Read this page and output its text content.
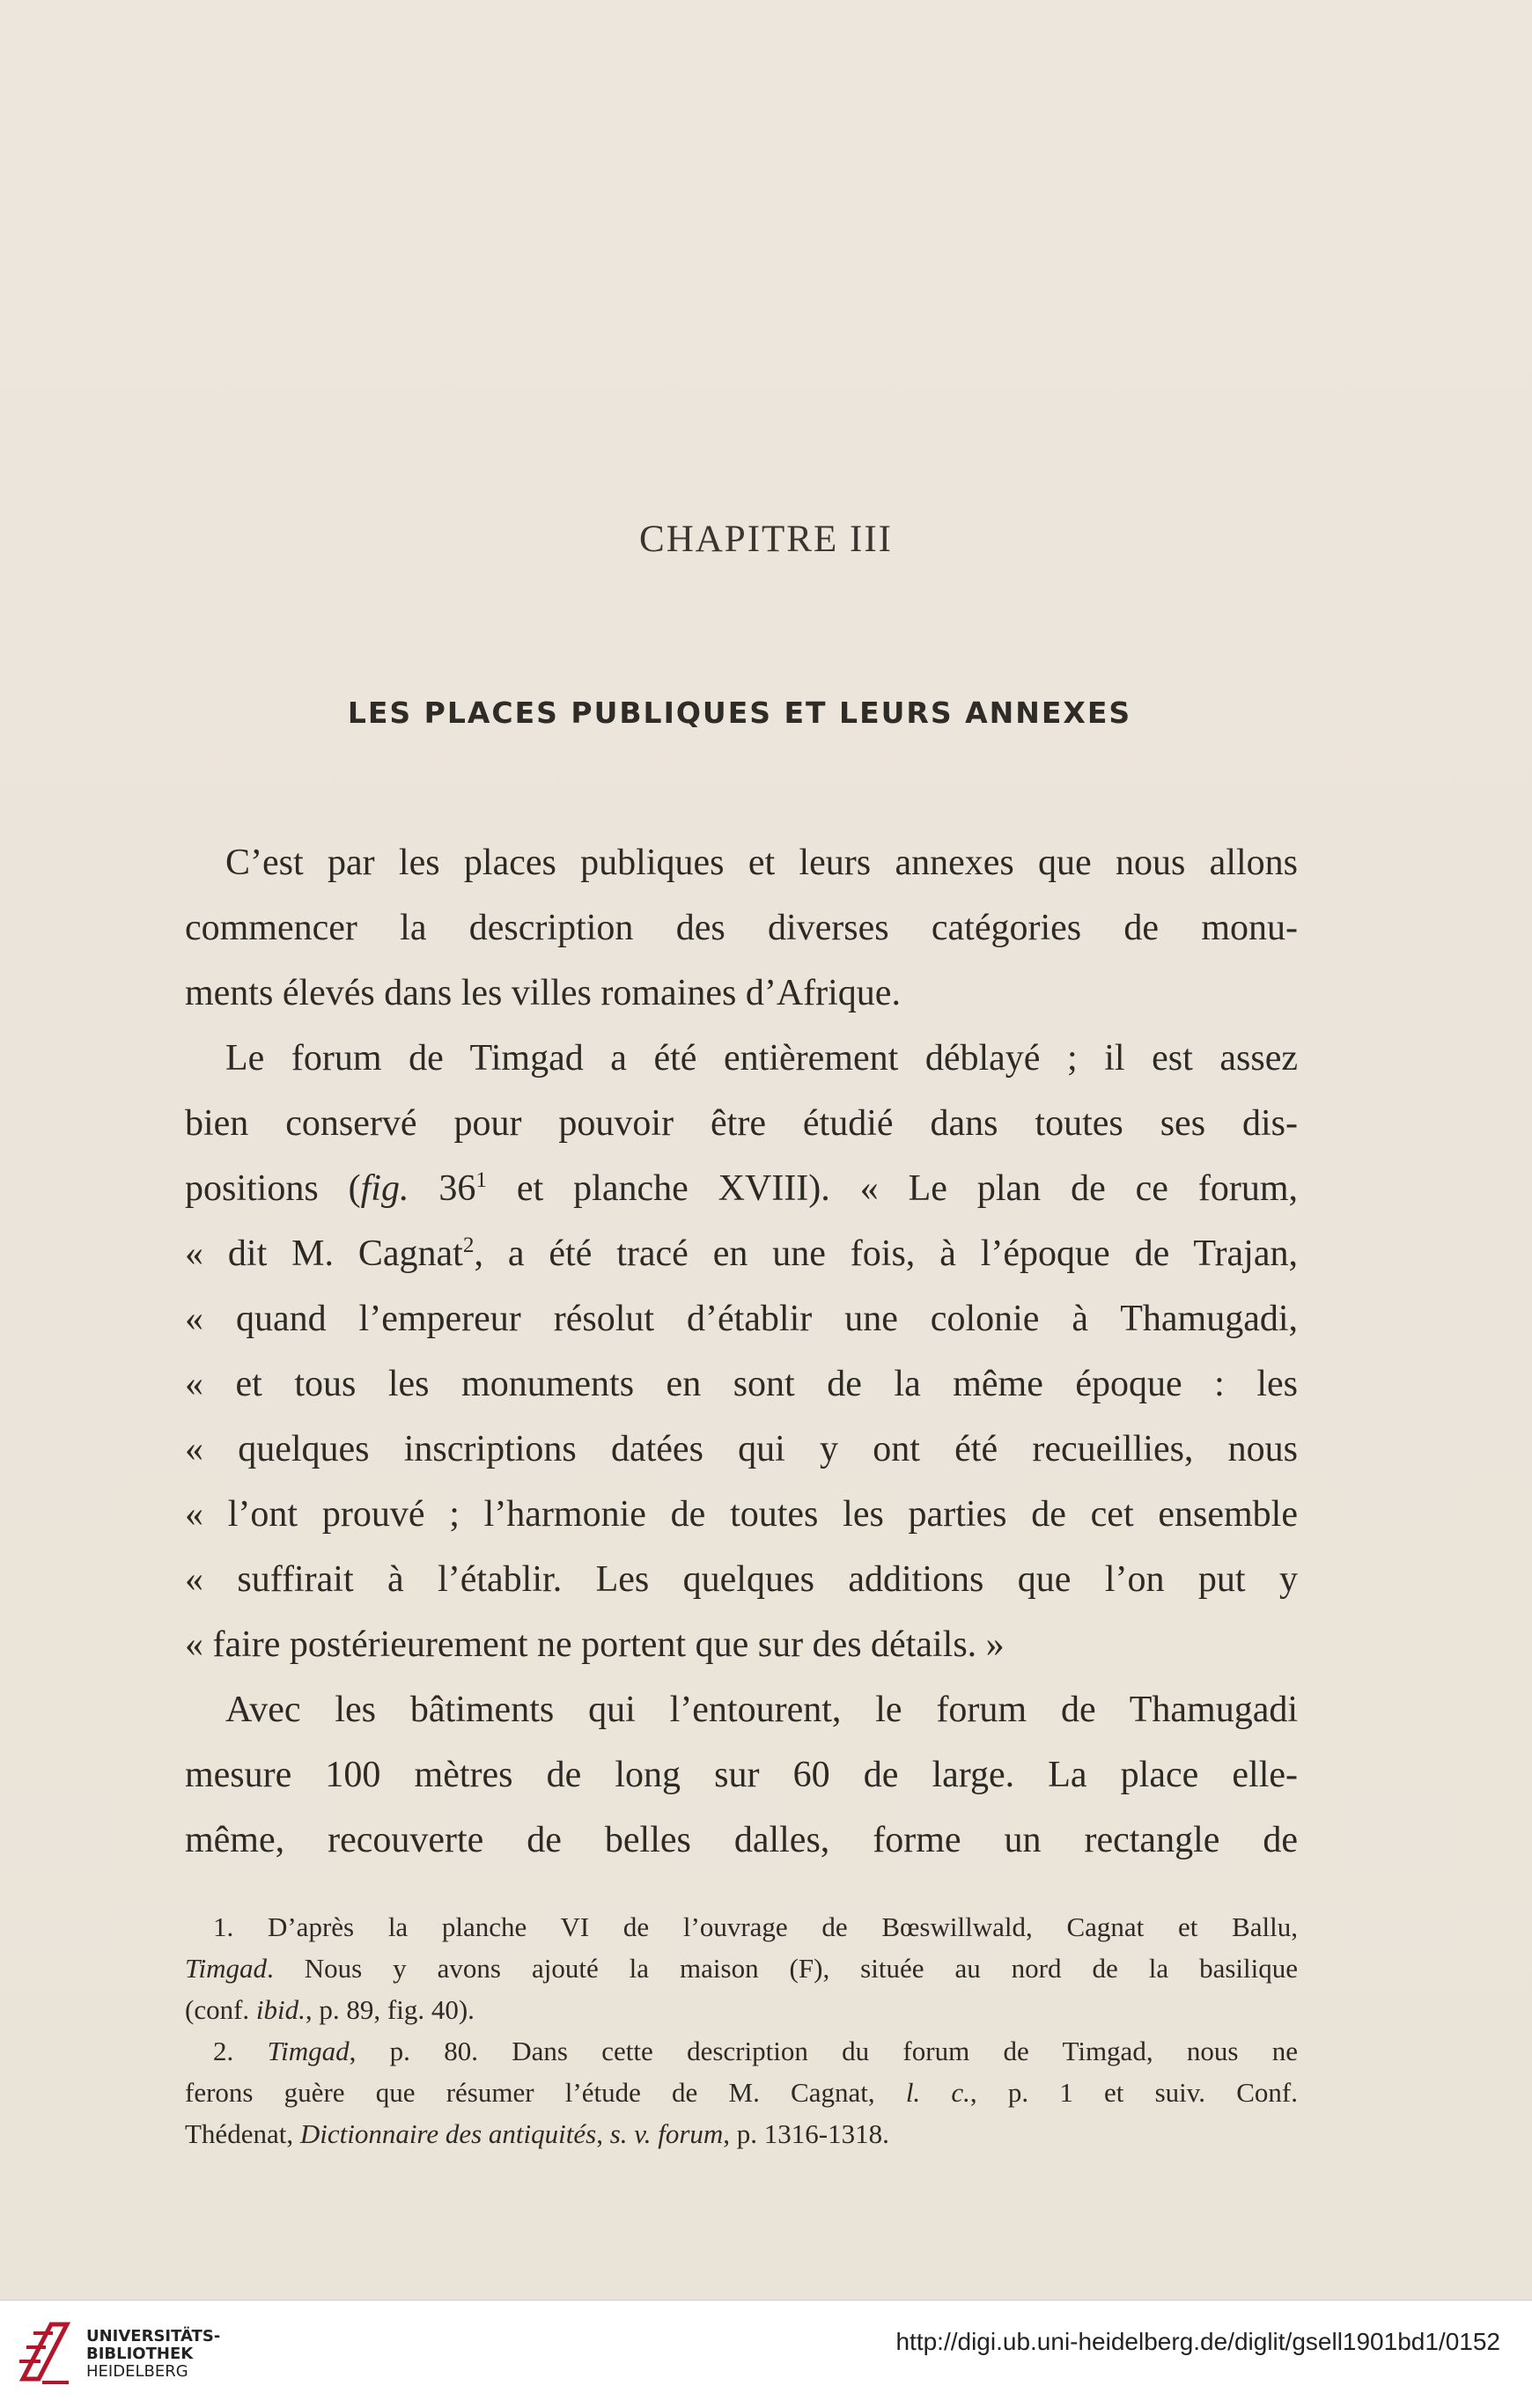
CHAPITRE III
LES PLACES PUBLIQUES ET LEURS ANNEXES
C’est par les places publiques et leurs annexes que nous allons
commencer la description des diverses catégories de monu-
ments élevés dans les villes romaines d’Afrique.
Le forum de Timgad a été entièrement déblayé ; il est assez
bien conservé pour pouvoir être étudié dans toutes ses dis-
positions (fig. $36^1$ et planche XVIII). « Le plan de ce forum,
« dit M. Cagnat$^2$, a été tracé en une fois, à l’époque de Trajan,
« quand l’empereur résolut d’établir une colonie à Thamugadi,
« et tous les monuments en sont de la même époque : les
« quelques inscriptions datées qui y ont été recueillies, nous
« l’ont prouvé ; l’harmonie de toutes les parties de cet ensemble
« suffirait à l’établir. Les quelques additions que l’on put y
« faire postérieurement ne portent que sur des détails. »
Avec les bâtiments qui l’entourent, le forum de Thamugadi
mesure 100 mètres de long sur 60 de large. La place elle-
même, recouverte de belles dalles, forme un rectangle de
1. D’après la planche VI de l’ouvrage de Bœswillwald, Cagnat et Ballu,
Timgad. Nous y avons ajouté la maison (F), située au nord de la basilique
(conf. ibid., p. 89, fig. 40).
2. Timgad, p. 80. Dans cette description du forum de Timgad, nous ne
ferons guère que résumer l’étude de M. Cagnat, l. c., p. 1 et suiv. Conf.
Thédenat, Dictionnaire des antiquités, s. v. forum, p. 1316-1318.
UNIVERSITÄTS-
BIBLIOTHEK
HEIDELBERG
http://digi.ub.uni-heidelberg.de/diglit/gsell1901bd1/0152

········

The records above should be reproduced exactly, with no pictures included.

## Task response
Read this page and output its text content.
CHAPITRE III
LES PLACES PUBLIQUES ET LEURS ANNEXES
C’est par les places publiques et leurs annexes que nous allons
commencer la description des diverses catégories de monu-
ments élevés dans les villes romaines d’Afrique.
Le forum de Timgad a été entièrement déblayé ; il est assez
bien conservé pour pouvoir être étudié dans toutes ses dis-
positions (fig. $36^1$ et planche XVIII). « Le plan de ce forum,
« dit M. Cagnat$^2$, a été tracé en une fois, à l’époque de Trajan,
« quand l’empereur résolut d’établir une colonie à Thamugadi,
« et tous les monuments en sont de la même époque : les
« quelques inscriptions datées qui y ont été recueillies, nous
« l’ont prouvé ; l’harmonie de toutes les parties de cet ensemble
« suffirait à l’établir. Les quelques additions que l’on put y
« faire postérieurement ne portent que sur des détails. »
Avec les bâtiments qui l’entourent, le forum de Thamugadi
mesure 100 mètres de long sur 60 de large. La place elle-
même, recouverte de belles dalles, forme un rectangle de
1. D’après la planche VI de l’ouvrage de Bœswillwald, Cagnat et Ballu,
Timgad. Nous y avons ajouté la maison (F), située au nord de la basilique
(conf. ibid., p. 89, fig. 40).
2. Timgad, p. 80. Dans cette description du forum de Timgad, nous ne
ferons guère que résumer l’étude de M. Cagnat, l. c., p. 1 et suiv. Conf.
Thédenat, Dictionnaire des antiquités, s. v. forum, p. 1316-1318.
UNIVERSITÄTS-
BIBLIOTHEK
HEIDELBERG
http://digi.ub.uni-heidelberg.de/diglit/gsell1901bd1/0152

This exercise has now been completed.